-- BEGIN Given records --

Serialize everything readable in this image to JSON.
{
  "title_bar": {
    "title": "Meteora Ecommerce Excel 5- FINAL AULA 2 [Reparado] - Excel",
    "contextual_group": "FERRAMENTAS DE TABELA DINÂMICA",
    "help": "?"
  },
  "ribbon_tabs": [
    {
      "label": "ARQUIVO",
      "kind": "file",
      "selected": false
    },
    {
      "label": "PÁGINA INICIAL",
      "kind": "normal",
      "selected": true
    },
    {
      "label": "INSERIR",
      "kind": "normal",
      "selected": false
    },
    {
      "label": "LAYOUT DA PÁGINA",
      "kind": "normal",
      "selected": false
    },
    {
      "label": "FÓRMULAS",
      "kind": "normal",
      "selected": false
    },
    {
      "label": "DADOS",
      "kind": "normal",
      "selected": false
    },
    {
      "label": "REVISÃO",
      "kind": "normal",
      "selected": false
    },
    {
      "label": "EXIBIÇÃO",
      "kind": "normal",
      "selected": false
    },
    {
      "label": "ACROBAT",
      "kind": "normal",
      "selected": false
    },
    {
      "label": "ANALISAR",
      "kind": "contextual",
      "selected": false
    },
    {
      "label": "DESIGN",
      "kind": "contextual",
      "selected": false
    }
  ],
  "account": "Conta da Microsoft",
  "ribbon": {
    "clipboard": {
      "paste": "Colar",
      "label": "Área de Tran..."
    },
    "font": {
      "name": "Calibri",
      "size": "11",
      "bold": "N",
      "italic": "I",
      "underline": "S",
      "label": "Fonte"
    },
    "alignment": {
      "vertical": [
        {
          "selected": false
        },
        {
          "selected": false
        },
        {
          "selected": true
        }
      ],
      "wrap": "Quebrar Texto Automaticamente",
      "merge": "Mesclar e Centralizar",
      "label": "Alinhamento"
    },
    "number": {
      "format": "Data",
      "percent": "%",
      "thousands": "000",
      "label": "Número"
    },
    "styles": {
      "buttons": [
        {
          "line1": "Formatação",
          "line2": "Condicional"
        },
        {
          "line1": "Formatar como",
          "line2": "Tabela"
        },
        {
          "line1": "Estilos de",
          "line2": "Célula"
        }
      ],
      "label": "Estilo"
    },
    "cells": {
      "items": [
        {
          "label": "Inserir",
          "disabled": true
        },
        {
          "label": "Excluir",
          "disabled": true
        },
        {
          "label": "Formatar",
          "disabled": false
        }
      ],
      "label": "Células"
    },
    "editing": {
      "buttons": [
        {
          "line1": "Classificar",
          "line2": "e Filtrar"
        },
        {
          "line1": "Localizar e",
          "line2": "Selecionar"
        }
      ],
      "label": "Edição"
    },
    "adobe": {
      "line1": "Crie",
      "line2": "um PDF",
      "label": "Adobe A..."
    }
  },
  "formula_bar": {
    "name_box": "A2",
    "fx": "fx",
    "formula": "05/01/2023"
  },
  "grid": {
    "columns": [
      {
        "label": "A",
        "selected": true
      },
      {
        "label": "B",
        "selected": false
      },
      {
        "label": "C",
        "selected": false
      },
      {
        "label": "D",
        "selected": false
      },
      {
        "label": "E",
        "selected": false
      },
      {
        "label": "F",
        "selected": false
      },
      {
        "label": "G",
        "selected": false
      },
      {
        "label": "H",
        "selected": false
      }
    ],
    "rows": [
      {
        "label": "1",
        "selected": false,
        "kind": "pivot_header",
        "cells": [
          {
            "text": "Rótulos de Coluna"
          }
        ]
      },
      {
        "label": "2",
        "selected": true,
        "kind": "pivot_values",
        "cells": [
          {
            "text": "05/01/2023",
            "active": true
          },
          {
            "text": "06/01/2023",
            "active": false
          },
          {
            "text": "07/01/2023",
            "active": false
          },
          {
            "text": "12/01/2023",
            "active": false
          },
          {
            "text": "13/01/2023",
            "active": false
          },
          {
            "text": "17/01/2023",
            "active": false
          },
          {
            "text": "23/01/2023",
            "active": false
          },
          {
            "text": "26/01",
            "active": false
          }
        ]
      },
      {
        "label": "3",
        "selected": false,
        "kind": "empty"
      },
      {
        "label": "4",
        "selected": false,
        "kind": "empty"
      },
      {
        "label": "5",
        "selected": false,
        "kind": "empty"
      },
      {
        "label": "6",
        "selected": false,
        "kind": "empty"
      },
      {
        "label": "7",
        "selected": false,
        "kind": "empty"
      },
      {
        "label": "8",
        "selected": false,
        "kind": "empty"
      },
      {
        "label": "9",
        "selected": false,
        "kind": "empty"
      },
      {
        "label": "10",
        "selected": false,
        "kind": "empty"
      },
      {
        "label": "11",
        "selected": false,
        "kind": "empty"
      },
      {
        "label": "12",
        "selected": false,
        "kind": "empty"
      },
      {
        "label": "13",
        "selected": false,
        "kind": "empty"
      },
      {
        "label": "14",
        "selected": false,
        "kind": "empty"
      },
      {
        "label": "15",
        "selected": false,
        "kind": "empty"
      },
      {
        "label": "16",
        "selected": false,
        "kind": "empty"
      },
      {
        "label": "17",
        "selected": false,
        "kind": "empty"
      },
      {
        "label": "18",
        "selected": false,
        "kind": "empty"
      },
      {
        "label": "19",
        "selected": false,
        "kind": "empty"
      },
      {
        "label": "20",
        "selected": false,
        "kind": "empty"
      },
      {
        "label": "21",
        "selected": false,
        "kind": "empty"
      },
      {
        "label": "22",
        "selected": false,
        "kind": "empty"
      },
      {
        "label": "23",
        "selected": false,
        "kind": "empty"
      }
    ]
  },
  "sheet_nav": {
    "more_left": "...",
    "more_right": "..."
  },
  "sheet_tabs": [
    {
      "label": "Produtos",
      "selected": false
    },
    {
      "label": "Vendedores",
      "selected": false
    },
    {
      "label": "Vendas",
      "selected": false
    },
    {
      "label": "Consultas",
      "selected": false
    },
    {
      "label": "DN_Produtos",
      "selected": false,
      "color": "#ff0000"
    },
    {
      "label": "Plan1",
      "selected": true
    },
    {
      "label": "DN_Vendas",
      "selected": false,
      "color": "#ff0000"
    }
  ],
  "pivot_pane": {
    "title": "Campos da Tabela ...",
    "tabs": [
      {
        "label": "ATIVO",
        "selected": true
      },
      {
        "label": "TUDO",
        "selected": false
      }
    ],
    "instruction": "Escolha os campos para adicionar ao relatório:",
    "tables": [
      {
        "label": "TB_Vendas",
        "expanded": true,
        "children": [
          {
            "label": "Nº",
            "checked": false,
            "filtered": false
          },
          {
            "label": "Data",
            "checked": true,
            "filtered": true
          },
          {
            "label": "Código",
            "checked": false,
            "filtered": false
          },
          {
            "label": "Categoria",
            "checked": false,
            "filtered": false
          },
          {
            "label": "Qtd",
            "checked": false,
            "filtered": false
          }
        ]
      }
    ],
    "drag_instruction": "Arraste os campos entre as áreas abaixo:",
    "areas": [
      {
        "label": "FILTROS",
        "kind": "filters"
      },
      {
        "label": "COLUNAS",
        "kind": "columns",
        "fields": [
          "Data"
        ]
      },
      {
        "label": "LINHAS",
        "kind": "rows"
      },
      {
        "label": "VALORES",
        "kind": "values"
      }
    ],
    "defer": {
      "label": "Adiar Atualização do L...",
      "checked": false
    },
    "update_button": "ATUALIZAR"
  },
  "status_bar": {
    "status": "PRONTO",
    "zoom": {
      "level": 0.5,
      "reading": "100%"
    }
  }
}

-- END Given records --

[Aim]: Word for word, quote all of the data above.

[Written solution]:
Serialize everything readable in this image to JSON.
{
  "title_bar": {
    "title": "Meteora Ecommerce Excel 5- FINAL AULA 2 [Reparado] - Excel",
    "contextual_group": "FERRAMENTAS DE TABELA DINÂMICA",
    "help": "?"
  },
  "ribbon_tabs": [
    {
      "label": "ARQUIVO",
      "kind": "file",
      "selected": false
    },
    {
      "label": "PÁGINA INICIAL",
      "kind": "normal",
      "selected": true
    },
    {
      "label": "INSERIR",
      "kind": "normal",
      "selected": false
    },
    {
      "label": "LAYOUT DA PÁGINA",
      "kind": "normal",
      "selected": false
    },
    {
      "label": "FÓRMULAS",
      "kind": "normal",
      "selected": false
    },
    {
      "label": "DADOS",
      "kind": "normal",
      "selected": false
    },
    {
      "label": "REVISÃO",
      "kind": "normal",
      "selected": false
    },
    {
      "label": "EXIBIÇÃO",
      "kind": "normal",
      "selected": false
    },
    {
      "label": "ACROBAT",
      "kind": "normal",
      "selected": false
    },
    {
      "label": "ANALISAR",
      "kind": "contextual",
      "selected": false
    },
    {
      "label": "DESIGN",
      "kind": "contextual",
      "selected": false
    }
  ],
  "account": "Conta da Microsoft",
  "ribbon": {
    "clipboard": {
      "paste": "Colar",
      "label": "Área de Tran..."
    },
    "font": {
      "name": "Calibri",
      "size": "11",
      "bold": "N",
      "italic": "I",
      "underline": "S",
      "label": "Fonte"
    },
    "alignment": {
      "vertical": [
        {
          "selected": false
        },
        {
          "selected": false
        },
        {
          "selected": true
        }
      ],
      "wrap": "Quebrar Texto Automaticamente",
      "merge": "Mesclar e Centralizar",
      "label": "Alinhamento"
    },
    "number": {
      "format": "Data",
      "percent": "%",
      "thousands": "000",
      "label": "Número"
    },
    "styles": {
      "buttons": [
        {
          "line1": "Formatação",
          "line2": "Condicional"
        },
        {
          "line1": "Formatar como",
          "line2": "Tabela"
        },
        {
          "line1": "Estilos de",
          "line2": "Célula"
        }
      ],
      "label": "Estilo"
    },
    "cells": {
      "items": [
        {
          "label": "Inserir",
          "disabled": true
        },
        {
          "label": "Excluir",
          "disabled": true
        },
        {
          "label": "Formatar",
          "disabled": false
        }
      ],
      "label": "Células"
    },
    "editing": {
      "buttons": [
        {
          "line1": "Classificar",
          "line2": "e Filtrar"
        },
        {
          "line1": "Localizar e",
          "line2": "Selecionar"
        }
      ],
      "label": "Edição"
    },
    "adobe": {
      "line1": "Crie",
      "line2": "um PDF",
      "label": "Adobe A..."
    }
  },
  "formula_bar": {
    "name_box": "A2",
    "fx": "fx",
    "formula": "05/01/2023"
  },
  "grid": {
    "columns": [
      {
        "label": "A",
        "selected": true
      },
      {
        "label": "B",
        "selected": false
      },
      {
        "label": "C",
        "selected": false
      },
      {
        "label": "D",
        "selected": false
      },
      {
        "label": "E",
        "selected": false
      },
      {
        "label": "F",
        "selected": false
      },
      {
        "label": "G",
        "selected": false
      },
      {
        "label": "H",
        "selected": false
      }
    ],
    "rows": [
      {
        "label": "1",
        "selected": false,
        "kind": "pivot_header",
        "cells": [
          {
            "text": "Rótulos de Coluna"
          }
        ]
      },
      {
        "label": "2",
        "selected": true,
        "kind": "pivot_values",
        "cells": [
          {
            "text": "05/01/2023",
            "active": true
          },
          {
            "text": "06/01/2023",
            "active": false
          },
          {
            "text": "07/01/2023",
            "active": false
          },
          {
            "text": "12/01/2023",
            "active": false
          },
          {
            "text": "13/01/2023",
            "active": false
          },
          {
            "text": "17/01/2023",
            "active": false
          },
          {
            "text": "23/01/2023",
            "active": false
          },
          {
            "text": "26/01",
            "active": false
          }
        ]
      },
      {
        "label": "3",
        "selected": false,
        "kind": "empty"
      },
      {
        "label": "4",
        "selected": false,
        "kind": "empty"
      },
      {
        "label": "5",
        "selected": false,
        "kind": "empty"
      },
      {
        "label": "6",
        "selected": false,
        "kind": "empty"
      },
      {
        "label": "7",
        "selected": false,
        "kind": "empty"
      },
      {
        "label": "8",
        "selected": false,
        "kind": "empty"
      },
      {
        "label": "9",
        "selected": false,
        "kind": "empty"
      },
      {
        "label": "10",
        "selected": false,
        "kind": "empty"
      },
      {
        "label": "11",
        "selected": false,
        "kind": "empty"
      },
      {
        "label": "12",
        "selected": false,
        "kind": "empty"
      },
      {
        "label": "13",
        "selected": false,
        "kind": "empty"
      },
      {
        "label": "14",
        "selected": false,
        "kind": "empty"
      },
      {
        "label": "15",
        "selected": false,
        "kind": "empty"
      },
      {
        "label": "16",
        "selected": false,
        "kind": "empty"
      },
      {
        "label": "17",
        "selected": false,
        "kind": "empty"
      },
      {
        "label": "18",
        "selected": false,
        "kind": "empty"
      },
      {
        "label": "19",
        "selected": false,
        "kind": "empty"
      },
      {
        "label": "20",
        "selected": false,
        "kind": "empty"
      },
      {
        "label": "21",
        "selected": false,
        "kind": "empty"
      },
      {
        "label": "22",
        "selected": false,
        "kind": "empty"
      },
      {
        "label": "23",
        "selected": false,
        "kind": "empty"
      }
    ]
  },
  "sheet_nav": {
    "more_left": "...",
    "more_right": "..."
  },
  "sheet_tabs": [
    {
      "label": "Produtos",
      "selected": false
    },
    {
      "label": "Vendedores",
      "selected": false
    },
    {
      "label": "Vendas",
      "selected": false
    },
    {
      "label": "Consultas",
      "selected": false
    },
    {
      "label": "DN_Produtos",
      "selected": false,
      "color": "#ff0000"
    },
    {
      "label": "Plan1",
      "selected": true
    },
    {
      "label": "DN_Vendas",
      "selected": false,
      "color": "#ff0000"
    }
  ],
  "pivot_pane": {
    "title": "Campos da Tabela ...",
    "tabs": [
      {
        "label": "ATIVO",
        "selected": true
      },
      {
        "label": "TUDO",
        "selected": false
      }
    ],
    "instruction": "Escolha os campos para adicionar ao relatório:",
    "tables": [
      {
        "label": "TB_Vendas",
        "expanded": true,
        "children": [
          {
            "label": "Nº",
            "checked": false,
            "filtered": false
          },
          {
            "label": "Data",
            "checked": true,
            "filtered": true
          },
          {
            "label": "Código",
            "checked": false,
            "filtered": false
          },
          {
            "label": "Categoria",
            "checked": false,
            "filtered": false
          },
          {
            "label": "Qtd",
            "checked": false,
            "filtered": false
          }
        ]
      }
    ],
    "drag_instruction": "Arraste os campos entre as áreas abaixo:",
    "areas": [
      {
        "label": "FILTROS",
        "kind": "filters"
      },
      {
        "label": "COLUNAS",
        "kind": "columns",
        "fields": [
          "Data"
        ]
      },
      {
        "label": "LINHAS",
        "kind": "rows"
      },
      {
        "label": "VALORES",
        "kind": "values"
      }
    ],
    "defer": {
      "label": "Adiar Atualização do L...",
      "checked": false
    },
    "update_button": "ATUALIZAR"
  },
  "status_bar": {
    "status": "PRONTO",
    "zoom": {
      "level": 0.5,
      "reading": "100%"
    }
  }
}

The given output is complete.